> Task statement
Exactly as written, please set down all of the entries again, with no pictures.

> Recorded data
+++

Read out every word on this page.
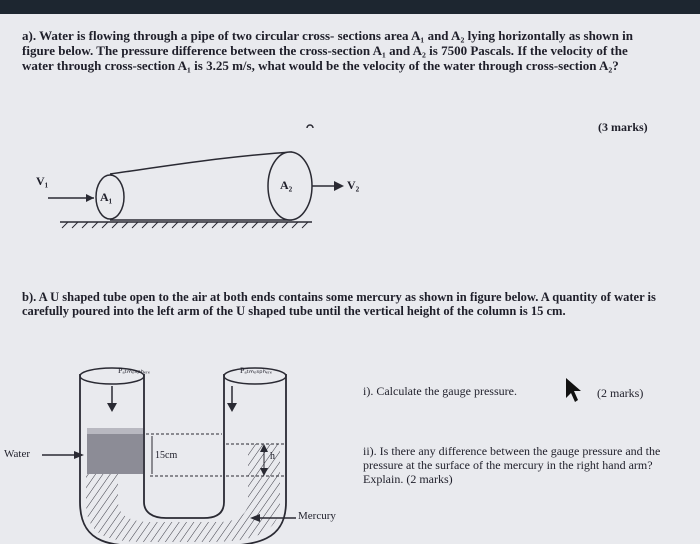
a). Water is flowing through a pipe of two circular cross- sections area A₁ and A₂ lying horizontally as shown in figure below. The pressure difference between the cross-section A₁ and A₂ is 7500 Pascals. If the velocity of the water through cross-section A₁ is 3.25 m/s, what would be the velocity of the water through cross-section A₂?
(3 marks)
V₁
A₁
A₂	V₂
b). A U shaped tube open to the air at both ends contains some mercury as shown in figure below. A quantity of water is carefully poured into the left arm of the U shaped tube until the vertical height of the column is 15 cm.
Pₐₜₘₒₛₚₕₑᵣₑ	Pₐₜₘₒₛₚₕₑᵣₑ
Water	15cm	h
Mercury
i). Calculate the gauge pressure.	(2 marks)
ii). Is there any difference between the gauge pressure and the pressure at the surface of the mercury in the right hand arm? Explain. (2 marks)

+++

> Output below
Read out every word on this page.
a). Water is flowing through a pipe of two circular cross- sections area A₁ and A₂ lying horizontally as shown in figure below. The pressure difference between the cross-section A₁ and A₂ is 7500 Pascals. If the velocity of the water through cross-section A₁ is 3.25 m/s, what would be the velocity of the water through cross-section A₂?
(3 marks)
V₁
A₁
A₂	V₂
b). A U shaped tube open to the air at both ends contains some mercury as shown in figure below. A quantity of water is carefully poured into the left arm of the U shaped tube until the vertical height of the column is 15 cm.
Pₐₜₘₒₛₚₕₑᵣₑ	Pₐₜₘₒₛₚₕₑᵣₑ
Water	15cm	h
Mercury
i). Calculate the gauge pressure.	(2 marks)
ii). Is there any difference between the gauge pressure and the pressure at the surface of the mercury in the right hand arm? Explain. (2 marks)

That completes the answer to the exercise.